- Task data:
--- Begin ---
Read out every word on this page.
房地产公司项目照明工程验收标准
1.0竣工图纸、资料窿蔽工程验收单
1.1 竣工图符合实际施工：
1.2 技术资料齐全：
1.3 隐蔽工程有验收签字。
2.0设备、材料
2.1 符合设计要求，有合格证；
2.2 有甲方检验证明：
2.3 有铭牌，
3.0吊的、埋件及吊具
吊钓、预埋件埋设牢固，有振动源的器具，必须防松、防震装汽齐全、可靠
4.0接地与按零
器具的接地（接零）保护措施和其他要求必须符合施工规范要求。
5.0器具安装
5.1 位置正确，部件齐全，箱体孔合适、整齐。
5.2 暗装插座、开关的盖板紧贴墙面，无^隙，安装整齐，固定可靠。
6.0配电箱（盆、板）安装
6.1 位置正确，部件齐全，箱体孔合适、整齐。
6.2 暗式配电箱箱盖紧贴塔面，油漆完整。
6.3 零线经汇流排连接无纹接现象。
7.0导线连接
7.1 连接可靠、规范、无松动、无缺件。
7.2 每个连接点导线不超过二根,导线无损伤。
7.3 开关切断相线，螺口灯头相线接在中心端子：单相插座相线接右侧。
--- End ---
- Brief: Exactly reproduce all of the entries above.

- Right answer:
Read out every word on this page.
房地产公司项目照明工程验收标准
1.0竣工图纸、资料窿蔽工程验收单
1.1 竣工图符合实际施工：
1.2 技术资料齐全：
1.3 隐蔽工程有验收签字。
2.0设备、材料
2.1 符合设计要求，有合格证；
2.2 有甲方检验证明：
2.3 有铭牌，
3.0吊的、埋件及吊具
吊钓、预埋件埋设牢固，有振动源的器具，必须防松、防震装汽齐全、可靠
4.0接地与按零
器具的接地（接零）保护措施和其他要求必须符合施工规范要求。
5.0器具安装
5.1 位置正确，部件齐全，箱体孔合适、整齐。
5.2 暗装插座、开关的盖板紧贴墙面，无^隙，安装整齐，固定可靠。
6.0配电箱（盆、板）安装
6.1 位置正确，部件齐全，箱体孔合适、整齐。
6.2 暗式配电箱箱盖紧贴塔面，油漆完整。
6.3 零线经汇流排连接无纹接现象。
7.0导线连接
7.1 连接可靠、规范、无松动、无缺件。
7.2 每个连接点导线不超过二根,导线无损伤。
7.3 开关切断相线，螺口灯头相线接在中心端子：单相插座相线接右侧。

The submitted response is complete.